→ Problem to solve
Retype each line exactly. Skip images.

(Stored data entries)
* Start *

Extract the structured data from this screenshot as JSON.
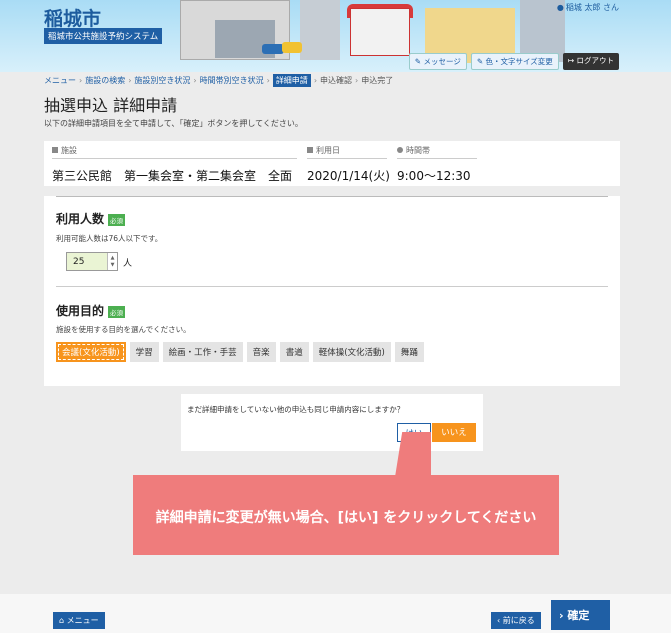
{
  "header": {
    "city": "稲城市",
    "system": "稲城市公共施設予約システム",
    "user": "稲城 太郎 さん",
    "message_btn": "メッセージ",
    "text_size_btn": "色・文字サイズ変更",
    "logout_btn": "ログアウト"
  },
  "breadcrumb": {
    "items": [
      "メニュー",
      "施設の検索",
      "施設別空き状況",
      "時間帯別空き状況",
      "詳細申請",
      "申込確認",
      "申込完了"
    ]
  },
  "page": {
    "title": "抽選申込 詳細申請",
    "description": "以下の詳細申請項目を全て申請して、「確定」ボタンを押してください。"
  },
  "facility": {
    "facility_label": "施設",
    "facility_value": "第三公民館　第一集会室・第二集会室　全面",
    "date_label": "利用日",
    "date_value": "2020/1/14(火)",
    "time_label": "時間帯",
    "time_value": "9:00～12:30"
  },
  "form": {
    "people_label": "利用人数",
    "required": "必須",
    "people_hint": "利用可能人数は76人以下です。",
    "people_value": "25",
    "people_unit": "人",
    "purpose_label": "使用目的",
    "purpose_hint": "施設を使用する目的を選んでください。",
    "purposes": [
      "会議(文化活動)",
      "学習",
      "絵画・工作・手芸",
      "音楽",
      "書道",
      "軽体操(文化活動)",
      "舞踊"
    ]
  },
  "dialog": {
    "question": "まだ詳細申請をしていない他の申込も同じ申請内容にしますか？",
    "yes": "はい",
    "no": "いいえ"
  },
  "callout": {
    "message": "詳細申請に変更が無い場合、[はい] をクリックしてください"
  },
  "footer": {
    "menu": "メニュー",
    "back": "前に戻る",
    "confirm": "確定"
  },
  "colors": {
    "primary": "#1f5fa5",
    "accent": "#f7941d",
    "callout": "#ef7c7c",
    "required": "#4caf50"
  }
}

* End *

→ Result of the task
Extract the structured data from this screenshot as JSON.
{
  "header": {
    "city": "稲城市",
    "system": "稲城市公共施設予約システム",
    "user": "稲城 太郎 さん",
    "message_btn": "メッセージ",
    "text_size_btn": "色・文字サイズ変更",
    "logout_btn": "ログアウト"
  },
  "breadcrumb": {
    "items": [
      "メニュー",
      "施設の検索",
      "施設別空き状況",
      "時間帯別空き状況",
      "詳細申請",
      "申込確認",
      "申込完了"
    ]
  },
  "page": {
    "title": "抽選申込 詳細申請",
    "description": "以下の詳細申請項目を全て申請して、「確定」ボタンを押してください。"
  },
  "facility": {
    "facility_label": "施設",
    "facility_value": "第三公民館　第一集会室・第二集会室　全面",
    "date_label": "利用日",
    "date_value": "2020/1/14(火)",
    "time_label": "時間帯",
    "time_value": "9:00～12:30"
  },
  "form": {
    "people_label": "利用人数",
    "required": "必須",
    "people_hint": "利用可能人数は76人以下です。",
    "people_value": "25",
    "people_unit": "人",
    "purpose_label": "使用目的",
    "purpose_hint": "施設を使用する目的を選んでください。",
    "purposes": [
      "会議(文化活動)",
      "学習",
      "絵画・工作・手芸",
      "音楽",
      "書道",
      "軽体操(文化活動)",
      "舞踊"
    ]
  },
  "dialog": {
    "question": "まだ詳細申請をしていない他の申込も同じ申請内容にしますか？",
    "yes": "はい",
    "no": "いいえ"
  },
  "callout": {
    "message": "詳細申請に変更が無い場合、[はい] をクリックしてください"
  },
  "footer": {
    "menu": "メニュー",
    "back": "前に戻る",
    "confirm": "確定"
  },
  "colors": {
    "primary": "#1f5fa5",
    "accent": "#f7941d",
    "callout": "#ef7c7c",
    "required": "#4caf50"
  }
}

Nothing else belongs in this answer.